Directions
Write out the listing in full, matching it word for word.
[START Records provided]
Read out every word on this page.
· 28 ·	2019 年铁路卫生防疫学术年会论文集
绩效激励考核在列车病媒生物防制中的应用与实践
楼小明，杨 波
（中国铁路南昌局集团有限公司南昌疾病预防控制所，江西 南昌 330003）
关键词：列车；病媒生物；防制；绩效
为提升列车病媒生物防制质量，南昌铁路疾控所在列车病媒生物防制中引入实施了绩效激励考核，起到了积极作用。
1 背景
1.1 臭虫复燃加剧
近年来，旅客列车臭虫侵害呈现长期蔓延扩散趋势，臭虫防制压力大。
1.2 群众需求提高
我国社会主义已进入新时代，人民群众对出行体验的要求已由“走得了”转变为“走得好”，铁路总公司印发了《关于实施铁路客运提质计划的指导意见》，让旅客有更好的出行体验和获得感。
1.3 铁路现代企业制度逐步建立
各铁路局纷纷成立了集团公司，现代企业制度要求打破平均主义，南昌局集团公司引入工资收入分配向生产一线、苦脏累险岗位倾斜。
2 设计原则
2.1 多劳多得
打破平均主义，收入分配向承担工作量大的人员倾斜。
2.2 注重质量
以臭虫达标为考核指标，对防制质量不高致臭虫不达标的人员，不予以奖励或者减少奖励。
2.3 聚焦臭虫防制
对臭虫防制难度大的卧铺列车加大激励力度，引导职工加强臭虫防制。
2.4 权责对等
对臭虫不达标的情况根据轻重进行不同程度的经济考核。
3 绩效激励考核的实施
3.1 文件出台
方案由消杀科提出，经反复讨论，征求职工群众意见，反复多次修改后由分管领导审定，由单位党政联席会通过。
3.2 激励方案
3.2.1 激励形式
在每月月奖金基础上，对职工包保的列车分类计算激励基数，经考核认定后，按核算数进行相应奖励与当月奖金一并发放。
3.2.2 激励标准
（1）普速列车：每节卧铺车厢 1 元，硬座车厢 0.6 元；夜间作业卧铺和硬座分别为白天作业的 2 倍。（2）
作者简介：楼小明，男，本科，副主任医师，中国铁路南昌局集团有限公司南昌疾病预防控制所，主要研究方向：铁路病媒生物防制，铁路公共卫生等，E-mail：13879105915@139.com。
[END Records provided]
Result of this task
Read out every word on this page.
· 28 ·	2019 年铁路卫生防疫学术年会论文集
绩效激励考核在列车病媒生物防制中的应用与实践
楼小明，杨 波
（中国铁路南昌局集团有限公司南昌疾病预防控制所，江西 南昌 330003）
关键词：列车；病媒生物；防制；绩效
为提升列车病媒生物防制质量，南昌铁路疾控所在列车病媒生物防制中引入实施了绩效激励考核，起到了积极作用。
1 背景
1.1 臭虫复燃加剧
近年来，旅客列车臭虫侵害呈现长期蔓延扩散趋势，臭虫防制压力大。
1.2 群众需求提高
我国社会主义已进入新时代，人民群众对出行体验的要求已由“走得了”转变为“走得好”，铁路总公司印发了《关于实施铁路客运提质计划的指导意见》，让旅客有更好的出行体验和获得感。
1.3 铁路现代企业制度逐步建立
各铁路局纷纷成立了集团公司，现代企业制度要求打破平均主义，南昌局集团公司引入工资收入分配向生产一线、苦脏累险岗位倾斜。
2 设计原则
2.1 多劳多得
打破平均主义，收入分配向承担工作量大的人员倾斜。
2.2 注重质量
以臭虫达标为考核指标，对防制质量不高致臭虫不达标的人员，不予以奖励或者减少奖励。
2.3 聚焦臭虫防制
对臭虫防制难度大的卧铺列车加大激励力度，引导职工加强臭虫防制。
2.4 权责对等
对臭虫不达标的情况根据轻重进行不同程度的经济考核。
3 绩效激励考核的实施
3.1 文件出台
方案由消杀科提出，经反复讨论，征求职工群众意见，反复多次修改后由分管领导审定，由单位党政联席会通过。
3.2 激励方案
3.2.1 激励形式
在每月月奖金基础上，对职工包保的列车分类计算激励基数，经考核认定后，按核算数进行相应奖励与当月奖金一并发放。
3.2.2 激励标准
（1）普速列车：每节卧铺车厢 1 元，硬座车厢 0.6 元；夜间作业卧铺和硬座分别为白天作业的 2 倍。（2）
作者简介：楼小明，男，本科，副主任医师，中国铁路南昌局集团有限公司南昌疾病预防控制所，主要研究方向：铁路病媒生物防制，铁路公共卫生等，E-mail：13879105915@139.com。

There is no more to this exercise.